Reproduce all of the material below, substituting "horizontal-tick-label" for every occurrence of "x-tick-label" and leaving everything else unchanged. Leave the pictures out of your answer.

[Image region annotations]
>>>>
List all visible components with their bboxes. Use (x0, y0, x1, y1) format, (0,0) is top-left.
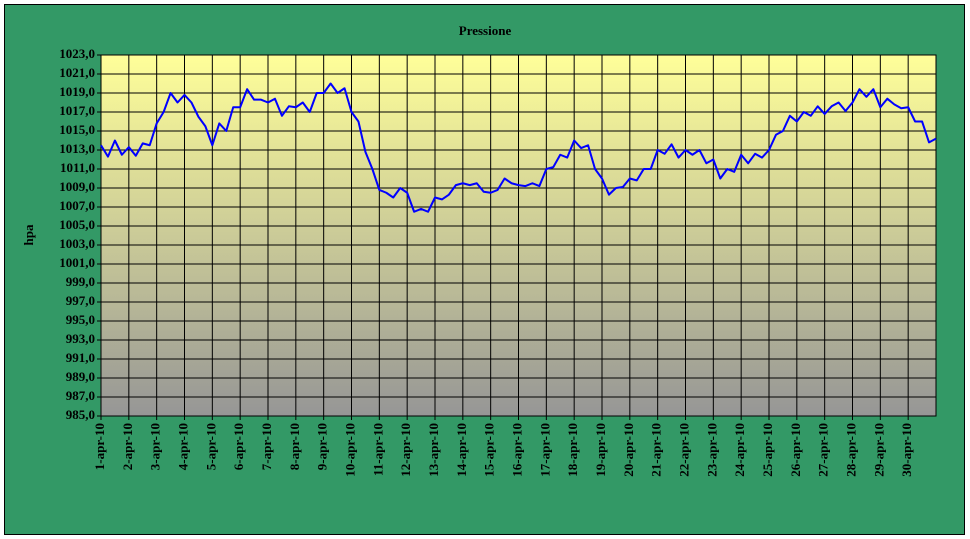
x-tick-label: 25-apr-10 (760, 423, 775, 477)
x-tick-label: 13-apr-10 (426, 423, 441, 477)
x-tick-label: 2-apr-10 (120, 423, 135, 470)
x-tick-label: 15-apr-10 (482, 423, 497, 477)
y-tick-label: 1021,0 (59, 65, 95, 80)
y-tick-label: 1015,0 (59, 122, 95, 137)
x-tick-label: 26-apr-10 (788, 423, 803, 477)
y-tick-label: 989,0 (66, 369, 95, 384)
x-tick-label: 21-apr-10 (649, 423, 664, 477)
line-series (100, 82, 937, 213)
y-tick-label: 1013,0 (59, 141, 95, 156)
y-tick-label: 991,0 (66, 350, 95, 365)
x-tick-label: 1-apr-10 (92, 423, 107, 470)
x-tick-label: 8-apr-10 (287, 423, 302, 470)
x-tick-label: 20-apr-10 (621, 423, 636, 477)
y-tick-label: 995,0 (66, 312, 95, 327)
y-tick-label: 1023,0 (59, 46, 95, 61)
x-tick-label: 28-apr-10 (843, 423, 858, 477)
x-tick-label: 24-apr-10 (732, 423, 747, 477)
x-tick-label: 18-apr-10 (565, 423, 580, 477)
y-tick-label: 1005,0 (59, 217, 95, 232)
y-tick-label: 997,0 (66, 293, 95, 308)
y-tick-label: 985,0 (66, 407, 95, 422)
x-tick-label: 23-apr-10 (704, 423, 719, 477)
x-tick-label: 3-apr-10 (148, 423, 163, 470)
x-tick-label: 6-apr-10 (231, 423, 246, 470)
y-tick-label: 1009,0 (59, 179, 95, 194)
x-tick-label: 10-apr-10 (342, 423, 357, 477)
x-tick-label: 14-apr-10 (454, 423, 469, 477)
x-tick-label: 30-apr-10 (899, 423, 914, 477)
x-tick-label: 27-apr-10 (816, 423, 831, 477)
x-tick-label: 17-apr-10 (537, 423, 552, 477)
x-tick-label: 7-apr-10 (259, 423, 274, 470)
y-tick-label: 1017,0 (59, 103, 95, 118)
y-tick-label: 987,0 (66, 388, 95, 403)
y-tick-label: 1003,0 (59, 236, 95, 251)
y-tick-label: 1019,0 (59, 84, 95, 99)
x-tick-label: 12-apr-10 (398, 423, 413, 477)
x-tick-label: 16-apr-10 (509, 423, 524, 477)
y-tick-label: 999,0 (66, 274, 95, 289)
x-tick-label: 4-apr-10 (175, 423, 190, 470)
x-tick-label: 9-apr-10 (315, 423, 330, 470)
x-tick-label: 19-apr-10 (593, 423, 608, 477)
y-tick-label: 993,0 (66, 331, 95, 346)
plot: 985,0 987,0 989,0 991,0 993,0 995,0 997,0 999,0… (59, 46, 937, 477)
x-tick-label: 11-apr-10 (370, 423, 385, 476)
x-tick-label: 22-apr-10 (676, 423, 691, 477)
plot-border (100, 54, 937, 417)
x-tick-label: 5-apr-10 (203, 423, 218, 470)
y-tick-label: 1001,0 (59, 255, 95, 270)
y-tick-label: 1007,0 (59, 198, 95, 213)
y-axis-label: hpa (21, 224, 36, 245)
chart-title: Pressione (459, 23, 512, 38)
x-tick-label: 29-apr-10 (871, 423, 886, 477)
y-tick-label: 1011,0 (60, 160, 95, 175)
<<<<
- _Final answer_
List all visible components with their bboxes. Use (x0, y0, x1, y1) format, (0,0) is top-left.
horizontal-tick-label: 25-apr-10 (760, 423, 775, 477)
horizontal-tick-label: 13-apr-10 (426, 423, 441, 477)
horizontal-tick-label: 2-apr-10 (120, 423, 135, 470)
horizontal-tick-label: 15-apr-10 (482, 423, 497, 477)
y-tick-label: 1021,0 (59, 65, 95, 80)
y-tick-label: 1015,0 (59, 122, 95, 137)
horizontal-tick-label: 26-apr-10 (788, 423, 803, 477)
y-tick-label: 989,0 (66, 369, 95, 384)
horizontal-tick-label: 21-apr-10 (649, 423, 664, 477)
line-series (100, 82, 937, 213)
y-tick-label: 1013,0 (59, 141, 95, 156)
y-tick-label: 991,0 (66, 350, 95, 365)
horizontal-tick-label: 1-apr-10 (92, 423, 107, 470)
horizontal-tick-label: 8-apr-10 (287, 423, 302, 470)
horizontal-tick-label: 20-apr-10 (621, 423, 636, 477)
y-tick-label: 995,0 (66, 312, 95, 327)
y-tick-label: 1023,0 (59, 46, 95, 61)
horizontal-tick-label: 28-apr-10 (843, 423, 858, 477)
horizontal-tick-label: 24-apr-10 (732, 423, 747, 477)
horizontal-tick-label: 18-apr-10 (565, 423, 580, 477)
y-tick-label: 1005,0 (59, 217, 95, 232)
y-tick-label: 997,0 (66, 293, 95, 308)
y-tick-label: 985,0 (66, 407, 95, 422)
horizontal-tick-label: 23-apr-10 (704, 423, 719, 477)
horizontal-tick-label: 3-apr-10 (148, 423, 163, 470)
horizontal-tick-label: 6-apr-10 (231, 423, 246, 470)
y-tick-label: 1009,0 (59, 179, 95, 194)
horizontal-tick-label: 10-apr-10 (342, 423, 357, 477)
horizontal-tick-label: 14-apr-10 (454, 423, 469, 477)
horizontal-tick-label: 30-apr-10 (899, 423, 914, 477)
horizontal-tick-label: 27-apr-10 (816, 423, 831, 477)
horizontal-tick-label: 17-apr-10 (537, 423, 552, 477)
horizontal-tick-label: 7-apr-10 (259, 423, 274, 470)
y-tick-label: 1017,0 (59, 103, 95, 118)
y-tick-label: 987,0 (66, 388, 95, 403)
y-tick-label: 1003,0 (59, 236, 95, 251)
y-tick-label: 1019,0 (59, 84, 95, 99)
horizontal-tick-label: 12-apr-10 (398, 423, 413, 477)
horizontal-tick-label: 16-apr-10 (509, 423, 524, 477)
y-tick-label: 999,0 (66, 274, 95, 289)
horizontal-tick-label: 4-apr-10 (175, 423, 190, 470)
horizontal-tick-label: 9-apr-10 (315, 423, 330, 470)
horizontal-tick-label: 19-apr-10 (593, 423, 608, 477)
y-tick-label: 993,0 (66, 331, 95, 346)
plot: 985,0 987,0 989,0 991,0 993,0 995,0 997,0 999,0… (59, 46, 937, 477)
horizontal-tick-label: 11-apr-10 (370, 423, 385, 476)
horizontal-tick-label: 22-apr-10 (676, 423, 691, 477)
plot-border (100, 54, 937, 417)
horizontal-tick-label: 5-apr-10 (203, 423, 218, 470)
y-tick-label: 1001,0 (59, 255, 95, 270)
y-tick-label: 1007,0 (59, 198, 95, 213)
y-axis-label: hpa (21, 224, 36, 245)
chart-title: Pressione (459, 23, 512, 38)
horizontal-tick-label: 29-apr-10 (871, 423, 886, 477)
y-tick-label: 1011,0 (60, 160, 95, 175)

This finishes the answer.